▶ **What is asked**
Read through the data and count the lines that contain the string "text"; give only the result.

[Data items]
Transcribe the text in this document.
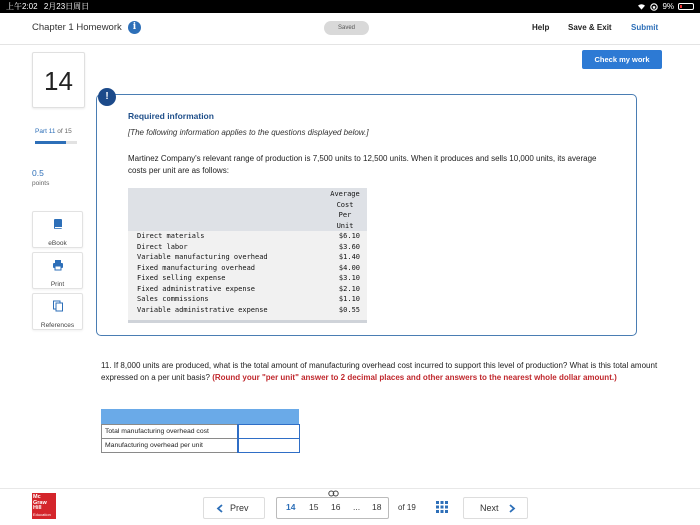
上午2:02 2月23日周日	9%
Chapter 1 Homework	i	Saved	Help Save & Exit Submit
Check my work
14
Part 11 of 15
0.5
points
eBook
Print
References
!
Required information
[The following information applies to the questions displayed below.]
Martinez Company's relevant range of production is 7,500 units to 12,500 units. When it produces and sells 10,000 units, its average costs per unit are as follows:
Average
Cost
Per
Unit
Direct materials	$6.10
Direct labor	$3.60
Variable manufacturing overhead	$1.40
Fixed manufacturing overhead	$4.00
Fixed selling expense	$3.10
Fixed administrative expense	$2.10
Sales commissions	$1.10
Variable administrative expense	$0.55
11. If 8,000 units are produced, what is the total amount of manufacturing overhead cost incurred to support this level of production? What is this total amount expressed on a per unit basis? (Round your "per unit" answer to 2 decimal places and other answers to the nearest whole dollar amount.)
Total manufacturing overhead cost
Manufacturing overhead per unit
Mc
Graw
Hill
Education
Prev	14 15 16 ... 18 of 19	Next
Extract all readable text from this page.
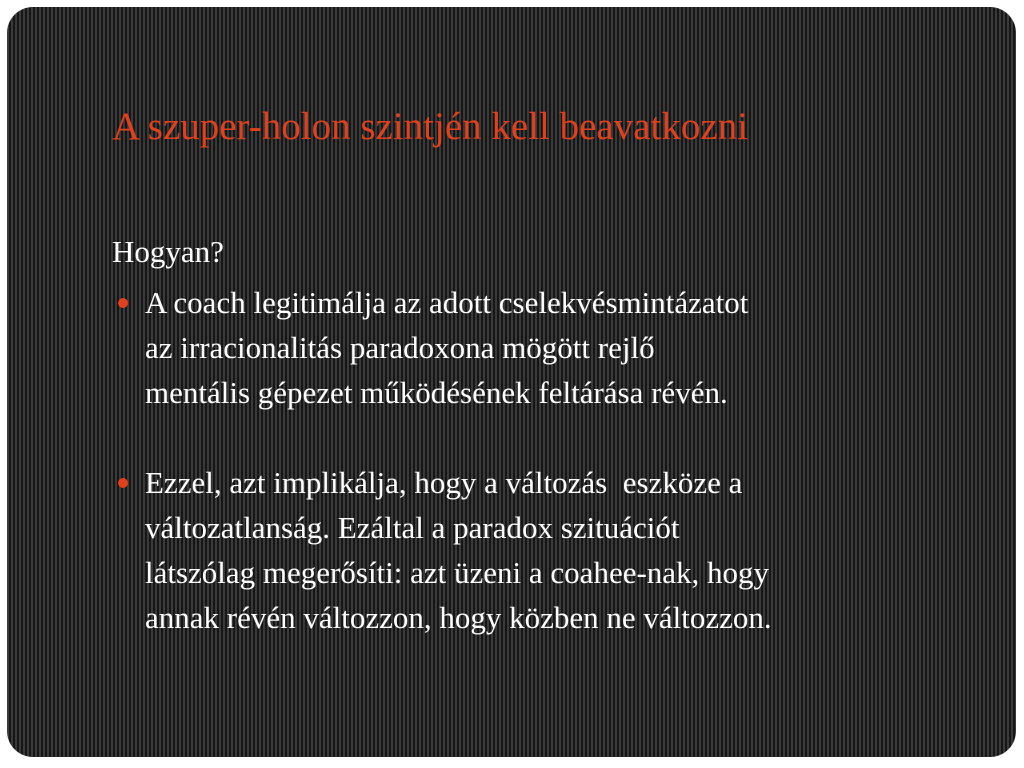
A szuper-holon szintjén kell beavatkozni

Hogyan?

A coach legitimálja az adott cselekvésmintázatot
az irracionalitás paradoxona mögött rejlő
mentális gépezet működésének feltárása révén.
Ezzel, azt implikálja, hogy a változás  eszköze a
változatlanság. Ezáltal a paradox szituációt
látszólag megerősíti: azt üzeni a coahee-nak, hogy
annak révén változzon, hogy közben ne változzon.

▶ **Finished answer**
2